- **WORK REQUIRED**
List all lines in the material below that contain "JSON".

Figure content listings
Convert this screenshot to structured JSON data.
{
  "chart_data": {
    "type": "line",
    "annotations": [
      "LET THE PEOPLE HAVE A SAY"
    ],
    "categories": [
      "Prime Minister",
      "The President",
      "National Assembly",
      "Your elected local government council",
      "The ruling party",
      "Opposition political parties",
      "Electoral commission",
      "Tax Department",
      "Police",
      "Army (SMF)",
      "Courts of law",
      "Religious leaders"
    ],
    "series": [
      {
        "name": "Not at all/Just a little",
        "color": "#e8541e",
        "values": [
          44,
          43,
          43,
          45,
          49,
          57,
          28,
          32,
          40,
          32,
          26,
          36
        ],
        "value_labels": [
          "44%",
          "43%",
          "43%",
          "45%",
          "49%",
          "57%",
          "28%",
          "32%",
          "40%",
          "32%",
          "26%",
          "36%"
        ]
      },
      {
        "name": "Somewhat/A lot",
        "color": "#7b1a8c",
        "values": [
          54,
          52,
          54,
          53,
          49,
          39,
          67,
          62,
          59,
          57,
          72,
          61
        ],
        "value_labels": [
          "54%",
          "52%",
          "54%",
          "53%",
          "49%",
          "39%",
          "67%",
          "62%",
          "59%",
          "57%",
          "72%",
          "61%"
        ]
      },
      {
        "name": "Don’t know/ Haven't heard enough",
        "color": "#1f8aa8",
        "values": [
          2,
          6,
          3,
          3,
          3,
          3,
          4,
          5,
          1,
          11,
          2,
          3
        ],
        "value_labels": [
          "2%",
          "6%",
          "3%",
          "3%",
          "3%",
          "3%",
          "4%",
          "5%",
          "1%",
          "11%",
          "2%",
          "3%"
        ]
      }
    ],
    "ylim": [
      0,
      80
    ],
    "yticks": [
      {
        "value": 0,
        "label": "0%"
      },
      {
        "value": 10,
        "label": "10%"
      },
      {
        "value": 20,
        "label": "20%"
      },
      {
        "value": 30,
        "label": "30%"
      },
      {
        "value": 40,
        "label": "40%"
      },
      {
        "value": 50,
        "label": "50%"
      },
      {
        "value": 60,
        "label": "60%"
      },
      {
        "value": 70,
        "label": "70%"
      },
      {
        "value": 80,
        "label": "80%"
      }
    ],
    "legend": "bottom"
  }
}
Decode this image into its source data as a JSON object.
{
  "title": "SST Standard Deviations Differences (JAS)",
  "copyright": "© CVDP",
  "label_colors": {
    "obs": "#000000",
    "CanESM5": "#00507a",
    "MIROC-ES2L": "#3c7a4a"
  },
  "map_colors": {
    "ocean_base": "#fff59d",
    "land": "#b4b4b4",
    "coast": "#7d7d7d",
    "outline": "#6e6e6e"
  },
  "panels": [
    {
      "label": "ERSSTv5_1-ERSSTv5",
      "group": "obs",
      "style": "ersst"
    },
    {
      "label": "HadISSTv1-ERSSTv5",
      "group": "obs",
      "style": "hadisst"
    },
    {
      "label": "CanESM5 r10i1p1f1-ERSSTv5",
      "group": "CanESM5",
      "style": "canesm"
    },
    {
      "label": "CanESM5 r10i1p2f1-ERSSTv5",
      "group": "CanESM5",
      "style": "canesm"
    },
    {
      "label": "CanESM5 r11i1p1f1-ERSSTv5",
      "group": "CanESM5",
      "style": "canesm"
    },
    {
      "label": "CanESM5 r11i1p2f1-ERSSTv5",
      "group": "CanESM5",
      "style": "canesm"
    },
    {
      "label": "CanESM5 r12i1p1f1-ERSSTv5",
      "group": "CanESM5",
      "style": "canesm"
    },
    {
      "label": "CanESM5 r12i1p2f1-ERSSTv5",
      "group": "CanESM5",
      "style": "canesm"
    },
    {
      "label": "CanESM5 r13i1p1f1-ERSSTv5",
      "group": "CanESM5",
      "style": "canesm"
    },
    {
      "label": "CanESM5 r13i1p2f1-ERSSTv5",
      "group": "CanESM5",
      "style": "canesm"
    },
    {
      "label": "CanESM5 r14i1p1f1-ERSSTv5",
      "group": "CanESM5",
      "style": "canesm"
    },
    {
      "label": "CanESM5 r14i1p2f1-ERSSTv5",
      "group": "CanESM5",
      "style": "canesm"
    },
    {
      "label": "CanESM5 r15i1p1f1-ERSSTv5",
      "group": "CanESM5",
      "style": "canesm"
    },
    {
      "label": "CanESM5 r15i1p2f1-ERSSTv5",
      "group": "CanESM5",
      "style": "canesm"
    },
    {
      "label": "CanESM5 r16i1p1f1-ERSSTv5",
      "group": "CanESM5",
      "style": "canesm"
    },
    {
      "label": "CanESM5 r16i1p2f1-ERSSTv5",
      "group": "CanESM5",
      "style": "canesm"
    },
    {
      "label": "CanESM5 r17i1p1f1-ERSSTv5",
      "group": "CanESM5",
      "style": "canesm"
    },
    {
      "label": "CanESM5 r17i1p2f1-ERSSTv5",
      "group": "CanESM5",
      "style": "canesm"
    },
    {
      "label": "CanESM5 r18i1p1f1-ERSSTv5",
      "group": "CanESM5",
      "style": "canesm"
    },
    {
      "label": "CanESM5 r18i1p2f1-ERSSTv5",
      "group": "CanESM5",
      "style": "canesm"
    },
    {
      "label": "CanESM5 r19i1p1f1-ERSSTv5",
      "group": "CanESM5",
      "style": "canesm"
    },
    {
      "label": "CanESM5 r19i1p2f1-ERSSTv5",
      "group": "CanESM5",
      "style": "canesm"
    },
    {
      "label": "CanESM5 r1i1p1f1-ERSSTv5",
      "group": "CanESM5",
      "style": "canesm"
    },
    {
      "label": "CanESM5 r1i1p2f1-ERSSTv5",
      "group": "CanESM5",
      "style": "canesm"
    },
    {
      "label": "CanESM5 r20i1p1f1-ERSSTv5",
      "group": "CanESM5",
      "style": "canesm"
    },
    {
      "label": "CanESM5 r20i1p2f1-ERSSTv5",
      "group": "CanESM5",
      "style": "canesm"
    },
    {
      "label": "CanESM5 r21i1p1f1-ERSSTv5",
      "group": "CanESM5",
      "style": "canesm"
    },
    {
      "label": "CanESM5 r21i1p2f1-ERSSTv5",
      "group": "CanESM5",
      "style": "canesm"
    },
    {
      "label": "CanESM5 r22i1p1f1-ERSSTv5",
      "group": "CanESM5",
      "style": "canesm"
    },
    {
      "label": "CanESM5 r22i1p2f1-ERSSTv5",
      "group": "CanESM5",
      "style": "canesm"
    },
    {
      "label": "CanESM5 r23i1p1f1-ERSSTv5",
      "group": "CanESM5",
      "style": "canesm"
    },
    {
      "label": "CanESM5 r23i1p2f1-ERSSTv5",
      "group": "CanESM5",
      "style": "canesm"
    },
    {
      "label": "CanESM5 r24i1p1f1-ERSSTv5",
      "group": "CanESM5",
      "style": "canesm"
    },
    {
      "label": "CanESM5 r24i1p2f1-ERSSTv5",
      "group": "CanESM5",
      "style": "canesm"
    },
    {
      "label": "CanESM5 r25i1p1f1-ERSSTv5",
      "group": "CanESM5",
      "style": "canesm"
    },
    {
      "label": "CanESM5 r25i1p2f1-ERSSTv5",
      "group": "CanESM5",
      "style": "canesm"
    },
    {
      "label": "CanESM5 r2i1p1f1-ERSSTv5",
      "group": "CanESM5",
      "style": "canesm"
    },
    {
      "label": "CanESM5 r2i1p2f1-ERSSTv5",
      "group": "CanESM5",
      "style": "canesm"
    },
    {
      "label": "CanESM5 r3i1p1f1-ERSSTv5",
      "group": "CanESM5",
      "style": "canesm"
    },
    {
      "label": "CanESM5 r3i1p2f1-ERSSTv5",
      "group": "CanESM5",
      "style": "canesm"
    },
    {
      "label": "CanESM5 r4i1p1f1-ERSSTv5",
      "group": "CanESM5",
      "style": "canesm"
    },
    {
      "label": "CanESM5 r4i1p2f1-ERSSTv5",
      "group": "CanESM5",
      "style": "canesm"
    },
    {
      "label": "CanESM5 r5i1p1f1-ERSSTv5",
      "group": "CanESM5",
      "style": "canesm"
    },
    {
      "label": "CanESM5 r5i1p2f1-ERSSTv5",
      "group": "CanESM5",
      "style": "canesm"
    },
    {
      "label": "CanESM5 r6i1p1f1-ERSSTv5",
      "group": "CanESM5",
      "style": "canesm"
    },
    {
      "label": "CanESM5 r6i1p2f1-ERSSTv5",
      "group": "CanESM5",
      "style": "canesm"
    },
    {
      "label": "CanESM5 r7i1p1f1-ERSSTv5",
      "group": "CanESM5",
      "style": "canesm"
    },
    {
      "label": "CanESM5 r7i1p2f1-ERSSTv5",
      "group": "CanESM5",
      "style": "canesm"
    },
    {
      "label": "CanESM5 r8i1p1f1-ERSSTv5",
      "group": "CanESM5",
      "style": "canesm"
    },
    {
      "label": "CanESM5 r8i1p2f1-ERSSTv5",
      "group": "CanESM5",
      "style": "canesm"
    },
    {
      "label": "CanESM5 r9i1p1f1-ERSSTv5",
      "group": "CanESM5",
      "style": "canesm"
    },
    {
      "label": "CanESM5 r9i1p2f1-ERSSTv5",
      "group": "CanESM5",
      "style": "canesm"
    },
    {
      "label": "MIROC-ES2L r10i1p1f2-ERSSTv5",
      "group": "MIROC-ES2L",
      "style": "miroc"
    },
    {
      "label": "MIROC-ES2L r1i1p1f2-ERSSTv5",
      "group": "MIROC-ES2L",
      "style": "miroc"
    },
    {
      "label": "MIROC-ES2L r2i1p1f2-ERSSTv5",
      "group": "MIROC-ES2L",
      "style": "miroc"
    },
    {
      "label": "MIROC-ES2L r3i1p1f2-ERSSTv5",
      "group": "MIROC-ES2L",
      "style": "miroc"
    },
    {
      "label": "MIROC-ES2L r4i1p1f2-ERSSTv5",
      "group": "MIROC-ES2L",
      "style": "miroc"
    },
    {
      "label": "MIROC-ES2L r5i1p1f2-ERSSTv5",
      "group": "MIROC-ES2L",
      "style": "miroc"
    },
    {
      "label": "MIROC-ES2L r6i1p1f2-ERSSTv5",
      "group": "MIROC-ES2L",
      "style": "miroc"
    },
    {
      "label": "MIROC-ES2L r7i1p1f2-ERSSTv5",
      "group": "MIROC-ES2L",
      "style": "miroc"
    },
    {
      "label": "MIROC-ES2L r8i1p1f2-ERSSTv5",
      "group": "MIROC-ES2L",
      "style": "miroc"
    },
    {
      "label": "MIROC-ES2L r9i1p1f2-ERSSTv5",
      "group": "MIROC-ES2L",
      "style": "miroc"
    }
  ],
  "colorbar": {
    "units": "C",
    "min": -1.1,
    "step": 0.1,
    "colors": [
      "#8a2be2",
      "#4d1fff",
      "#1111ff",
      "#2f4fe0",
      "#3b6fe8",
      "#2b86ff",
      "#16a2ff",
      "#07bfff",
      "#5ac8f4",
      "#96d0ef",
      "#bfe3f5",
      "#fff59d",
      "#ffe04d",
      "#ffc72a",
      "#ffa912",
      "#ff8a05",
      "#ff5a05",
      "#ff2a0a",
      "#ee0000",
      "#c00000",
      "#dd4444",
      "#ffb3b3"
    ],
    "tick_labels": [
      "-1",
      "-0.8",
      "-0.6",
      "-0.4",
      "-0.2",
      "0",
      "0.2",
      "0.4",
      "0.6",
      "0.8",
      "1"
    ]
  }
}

- **IN RESPONSE**
Convert this screenshot to structured JSON data.
Decode this image into its source data as a JSON object.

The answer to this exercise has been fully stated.